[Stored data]
[start]
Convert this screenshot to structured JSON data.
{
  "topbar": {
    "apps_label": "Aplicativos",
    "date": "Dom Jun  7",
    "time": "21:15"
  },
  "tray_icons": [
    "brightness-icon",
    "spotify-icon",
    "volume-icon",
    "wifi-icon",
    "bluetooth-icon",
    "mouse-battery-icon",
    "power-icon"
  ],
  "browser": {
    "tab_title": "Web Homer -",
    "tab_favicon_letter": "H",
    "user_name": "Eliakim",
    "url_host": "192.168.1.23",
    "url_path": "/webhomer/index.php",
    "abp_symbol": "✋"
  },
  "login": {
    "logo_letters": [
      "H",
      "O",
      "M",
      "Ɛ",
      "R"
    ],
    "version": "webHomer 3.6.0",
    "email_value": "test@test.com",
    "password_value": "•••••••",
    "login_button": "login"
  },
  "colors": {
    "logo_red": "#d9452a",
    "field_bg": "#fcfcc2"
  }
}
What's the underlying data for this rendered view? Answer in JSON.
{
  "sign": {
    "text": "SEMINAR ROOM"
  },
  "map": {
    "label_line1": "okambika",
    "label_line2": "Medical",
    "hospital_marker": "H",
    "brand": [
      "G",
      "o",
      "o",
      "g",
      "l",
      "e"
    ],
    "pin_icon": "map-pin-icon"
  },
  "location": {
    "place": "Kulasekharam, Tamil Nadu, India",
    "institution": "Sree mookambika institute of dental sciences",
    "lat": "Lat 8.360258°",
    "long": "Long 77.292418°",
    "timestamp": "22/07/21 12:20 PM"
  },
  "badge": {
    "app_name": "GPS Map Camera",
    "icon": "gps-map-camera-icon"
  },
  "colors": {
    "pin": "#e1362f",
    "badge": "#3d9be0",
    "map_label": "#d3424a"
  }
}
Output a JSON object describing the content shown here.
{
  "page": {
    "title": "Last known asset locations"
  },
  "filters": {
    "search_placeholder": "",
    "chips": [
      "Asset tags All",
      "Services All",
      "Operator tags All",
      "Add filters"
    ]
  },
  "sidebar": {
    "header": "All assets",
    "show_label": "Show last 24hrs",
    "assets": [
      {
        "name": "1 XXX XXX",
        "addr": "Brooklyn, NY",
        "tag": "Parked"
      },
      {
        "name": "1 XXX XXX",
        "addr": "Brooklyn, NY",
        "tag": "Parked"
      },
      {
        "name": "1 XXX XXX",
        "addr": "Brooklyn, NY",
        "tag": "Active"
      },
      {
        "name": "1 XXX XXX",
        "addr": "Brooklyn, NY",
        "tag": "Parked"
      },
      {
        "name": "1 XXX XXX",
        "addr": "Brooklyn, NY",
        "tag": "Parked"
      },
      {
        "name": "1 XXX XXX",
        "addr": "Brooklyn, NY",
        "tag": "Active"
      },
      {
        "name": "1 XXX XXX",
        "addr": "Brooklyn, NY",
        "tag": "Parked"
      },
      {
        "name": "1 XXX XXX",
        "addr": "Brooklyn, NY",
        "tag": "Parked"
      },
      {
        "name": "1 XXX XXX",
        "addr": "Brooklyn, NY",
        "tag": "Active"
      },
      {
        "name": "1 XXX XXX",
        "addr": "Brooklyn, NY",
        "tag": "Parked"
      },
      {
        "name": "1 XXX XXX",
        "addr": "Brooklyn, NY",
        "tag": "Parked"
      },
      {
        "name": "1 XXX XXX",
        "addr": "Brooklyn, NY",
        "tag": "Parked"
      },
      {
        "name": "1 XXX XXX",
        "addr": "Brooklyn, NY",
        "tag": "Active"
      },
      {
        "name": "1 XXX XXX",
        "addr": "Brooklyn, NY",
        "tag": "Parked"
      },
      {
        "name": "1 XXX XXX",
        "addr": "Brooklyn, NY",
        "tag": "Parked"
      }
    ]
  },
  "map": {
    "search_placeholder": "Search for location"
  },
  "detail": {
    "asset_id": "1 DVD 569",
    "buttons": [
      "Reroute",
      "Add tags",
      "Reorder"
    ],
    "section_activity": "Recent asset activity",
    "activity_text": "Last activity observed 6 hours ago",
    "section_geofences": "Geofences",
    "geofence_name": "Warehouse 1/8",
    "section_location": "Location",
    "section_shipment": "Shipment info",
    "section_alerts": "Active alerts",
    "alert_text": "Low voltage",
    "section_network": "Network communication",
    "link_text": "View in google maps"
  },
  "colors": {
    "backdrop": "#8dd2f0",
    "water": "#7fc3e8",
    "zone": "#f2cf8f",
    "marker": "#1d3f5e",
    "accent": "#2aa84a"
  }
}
[end]
§ **The request**
Produce a verbatim transcription of the entries above.

§ **Answer to this problem**
Convert this screenshot to structured JSON data.
{
  "topbar": {
    "apps_label": "Aplicativos",
    "date": "Dom Jun  7",
    "time": "21:15"
  },
  "tray_icons": [
    "brightness-icon",
    "spotify-icon",
    "volume-icon",
    "wifi-icon",
    "bluetooth-icon",
    "mouse-battery-icon",
    "power-icon"
  ],
  "browser": {
    "tab_title": "Web Homer -",
    "tab_favicon_letter": "H",
    "user_name": "Eliakim",
    "url_host": "192.168.1.23",
    "url_path": "/webhomer/index.php",
    "abp_symbol": "✋"
  },
  "login": {
    "logo_letters": [
      "H",
      "O",
      "M",
      "Ɛ",
      "R"
    ],
    "version": "webHomer 3.6.0",
    "email_value": "test@test.com",
    "password_value": "•••••••",
    "login_button": "login"
  },
  "colors": {
    "logo_red": "#d9452a",
    "field_bg": "#fcfcc2"
  }
}
What's the underlying data for this rendered view? Answer in JSON.
{
  "sign": {
    "text": "SEMINAR ROOM"
  },
  "map": {
    "label_line1": "okambika",
    "label_line2": "Medical",
    "hospital_marker": "H",
    "brand": [
      "G",
      "o",
      "o",
      "g",
      "l",
      "e"
    ],
    "pin_icon": "map-pin-icon"
  },
  "location": {
    "place": "Kulasekharam, Tamil Nadu, India",
    "institution": "Sree mookambika institute of dental sciences",
    "lat": "Lat 8.360258°",
    "long": "Long 77.292418°",
    "timestamp": "22/07/21 12:20 PM"
  },
  "badge": {
    "app_name": "GPS Map Camera",
    "icon": "gps-map-camera-icon"
  },
  "colors": {
    "pin": "#e1362f",
    "badge": "#3d9be0",
    "map_label": "#d3424a"
  }
}
Output a JSON object describing the content shown here.
{
  "page": {
    "title": "Last known asset locations"
  },
  "filters": {
    "search_placeholder": "",
    "chips": [
      "Asset tags All",
      "Services All",
      "Operator tags All",
      "Add filters"
    ]
  },
  "sidebar": {
    "header": "All assets",
    "show_label": "Show last 24hrs",
    "assets": [
      {
        "name": "1 XXX XXX",
        "addr": "Brooklyn, NY",
        "tag": "Parked"
      },
      {
        "name": "1 XXX XXX",
        "addr": "Brooklyn, NY",
        "tag": "Parked"
      },
      {
        "name": "1 XXX XXX",
        "addr": "Brooklyn, NY",
        "tag": "Active"
      },
      {
        "name": "1 XXX XXX",
        "addr": "Brooklyn, NY",
        "tag": "Parked"
      },
      {
        "name": "1 XXX XXX",
        "addr": "Brooklyn, NY",
        "tag": "Parked"
      },
      {
        "name": "1 XXX XXX",
        "addr": "Brooklyn, NY",
        "tag": "Active"
      },
      {
        "name": "1 XXX XXX",
        "addr": "Brooklyn, NY",
        "tag": "Parked"
      },
      {
        "name": "1 XXX XXX",
        "addr": "Brooklyn, NY",
        "tag": "Parked"
      },
      {
        "name": "1 XXX XXX",
        "addr": "Brooklyn, NY",
        "tag": "Active"
      },
      {
        "name": "1 XXX XXX",
        "addr": "Brooklyn, NY",
        "tag": "Parked"
      },
      {
        "name": "1 XXX XXX",
        "addr": "Brooklyn, NY",
        "tag": "Parked"
      },
      {
        "name": "1 XXX XXX",
        "addr": "Brooklyn, NY",
        "tag": "Parked"
      },
      {
        "name": "1 XXX XXX",
        "addr": "Brooklyn, NY",
        "tag": "Active"
      },
      {
        "name": "1 XXX XXX",
        "addr": "Brooklyn, NY",
        "tag": "Parked"
      },
      {
        "name": "1 XXX XXX",
        "addr": "Brooklyn, NY",
        "tag": "Parked"
      }
    ]
  },
  "map": {
    "search_placeholder": "Search for location"
  },
  "detail": {
    "asset_id": "1 DVD 569",
    "buttons": [
      "Reroute",
      "Add tags",
      "Reorder"
    ],
    "section_activity": "Recent asset activity",
    "activity_text": "Last activity observed 6 hours ago",
    "section_geofences": "Geofences",
    "geofence_name": "Warehouse 1/8",
    "section_location": "Location",
    "section_shipment": "Shipment info",
    "section_alerts": "Active alerts",
    "alert_text": "Low voltage",
    "section_network": "Network communication",
    "link_text": "View in google maps"
  },
  "colors": {
    "backdrop": "#8dd2f0",
    "water": "#7fc3e8",
    "zone": "#f2cf8f",
    "marker": "#1d3f5e",
    "accent": "#2aa84a"
  }
}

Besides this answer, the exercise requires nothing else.